EXERCISE: Entries follow. Set all of them down as they stand.

EXERCISE DATA:
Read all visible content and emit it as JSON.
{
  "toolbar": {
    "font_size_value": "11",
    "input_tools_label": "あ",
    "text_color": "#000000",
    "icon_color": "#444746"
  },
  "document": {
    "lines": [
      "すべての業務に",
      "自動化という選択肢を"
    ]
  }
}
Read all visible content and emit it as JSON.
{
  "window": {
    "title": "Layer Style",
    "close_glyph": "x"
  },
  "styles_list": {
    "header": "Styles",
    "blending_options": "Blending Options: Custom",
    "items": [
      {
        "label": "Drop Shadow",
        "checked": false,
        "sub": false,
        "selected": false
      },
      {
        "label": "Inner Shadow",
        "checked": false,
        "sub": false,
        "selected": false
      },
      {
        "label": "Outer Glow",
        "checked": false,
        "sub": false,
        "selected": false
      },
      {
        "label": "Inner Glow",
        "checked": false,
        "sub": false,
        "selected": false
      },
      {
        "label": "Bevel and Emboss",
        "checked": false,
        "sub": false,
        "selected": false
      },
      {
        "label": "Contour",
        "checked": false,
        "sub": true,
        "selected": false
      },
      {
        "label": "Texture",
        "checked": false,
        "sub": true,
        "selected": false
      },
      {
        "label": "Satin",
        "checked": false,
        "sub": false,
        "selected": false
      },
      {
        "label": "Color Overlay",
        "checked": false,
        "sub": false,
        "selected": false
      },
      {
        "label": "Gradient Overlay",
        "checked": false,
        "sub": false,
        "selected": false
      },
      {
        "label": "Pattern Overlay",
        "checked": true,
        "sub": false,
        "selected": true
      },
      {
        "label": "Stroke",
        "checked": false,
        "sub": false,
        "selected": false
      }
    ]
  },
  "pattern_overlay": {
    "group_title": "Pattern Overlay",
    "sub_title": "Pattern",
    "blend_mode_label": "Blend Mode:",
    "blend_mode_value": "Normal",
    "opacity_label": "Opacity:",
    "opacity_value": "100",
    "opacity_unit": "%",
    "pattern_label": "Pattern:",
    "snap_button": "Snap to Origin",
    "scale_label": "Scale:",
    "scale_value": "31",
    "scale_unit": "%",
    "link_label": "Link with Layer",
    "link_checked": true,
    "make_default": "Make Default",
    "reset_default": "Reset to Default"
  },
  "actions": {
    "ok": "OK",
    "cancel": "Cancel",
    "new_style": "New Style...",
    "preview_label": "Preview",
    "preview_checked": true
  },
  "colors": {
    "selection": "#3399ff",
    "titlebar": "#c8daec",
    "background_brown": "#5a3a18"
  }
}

CORRECT RESULT:
Read all visible content and emit it as JSON.
{
  "toolbar": {
    "font_size_value": "11",
    "input_tools_label": "あ",
    "text_color": "#000000",
    "icon_color": "#444746"
  },
  "document": {
    "lines": [
      "すべての業務に",
      "自動化という選択肢を"
    ]
  }
}
Read all visible content and emit it as JSON.
{
  "window": {
    "title": "Layer Style",
    "close_glyph": "x"
  },
  "styles_list": {
    "header": "Styles",
    "blending_options": "Blending Options: Custom",
    "items": [
      {
        "label": "Drop Shadow",
        "checked": false,
        "sub": false,
        "selected": false
      },
      {
        "label": "Inner Shadow",
        "checked": false,
        "sub": false,
        "selected": false
      },
      {
        "label": "Outer Glow",
        "checked": false,
        "sub": false,
        "selected": false
      },
      {
        "label": "Inner Glow",
        "checked": false,
        "sub": false,
        "selected": false
      },
      {
        "label": "Bevel and Emboss",
        "checked": false,
        "sub": false,
        "selected": false
      },
      {
        "label": "Contour",
        "checked": false,
        "sub": true,
        "selected": false
      },
      {
        "label": "Texture",
        "checked": false,
        "sub": true,
        "selected": false
      },
      {
        "label": "Satin",
        "checked": false,
        "sub": false,
        "selected": false
      },
      {
        "label": "Color Overlay",
        "checked": false,
        "sub": false,
        "selected": false
      },
      {
        "label": "Gradient Overlay",
        "checked": false,
        "sub": false,
        "selected": false
      },
      {
        "label": "Pattern Overlay",
        "checked": true,
        "sub": false,
        "selected": true
      },
      {
        "label": "Stroke",
        "checked": false,
        "sub": false,
        "selected": false
      }
    ]
  },
  "pattern_overlay": {
    "group_title": "Pattern Overlay",
    "sub_title": "Pattern",
    "blend_mode_label": "Blend Mode:",
    "blend_mode_value": "Normal",
    "opacity_label": "Opacity:",
    "opacity_value": "100",
    "opacity_unit": "%",
    "pattern_label": "Pattern:",
    "snap_button": "Snap to Origin",
    "scale_label": "Scale:",
    "scale_value": "31",
    "scale_unit": "%",
    "link_label": "Link with Layer",
    "link_checked": true,
    "make_default": "Make Default",
    "reset_default": "Reset to Default"
  },
  "actions": {
    "ok": "OK",
    "cancel": "Cancel",
    "new_style": "New Style...",
    "preview_label": "Preview",
    "preview_checked": true
  },
  "colors": {
    "selection": "#3399ff",
    "titlebar": "#c8daec",
    "background_brown": "#5a3a18"
  }
}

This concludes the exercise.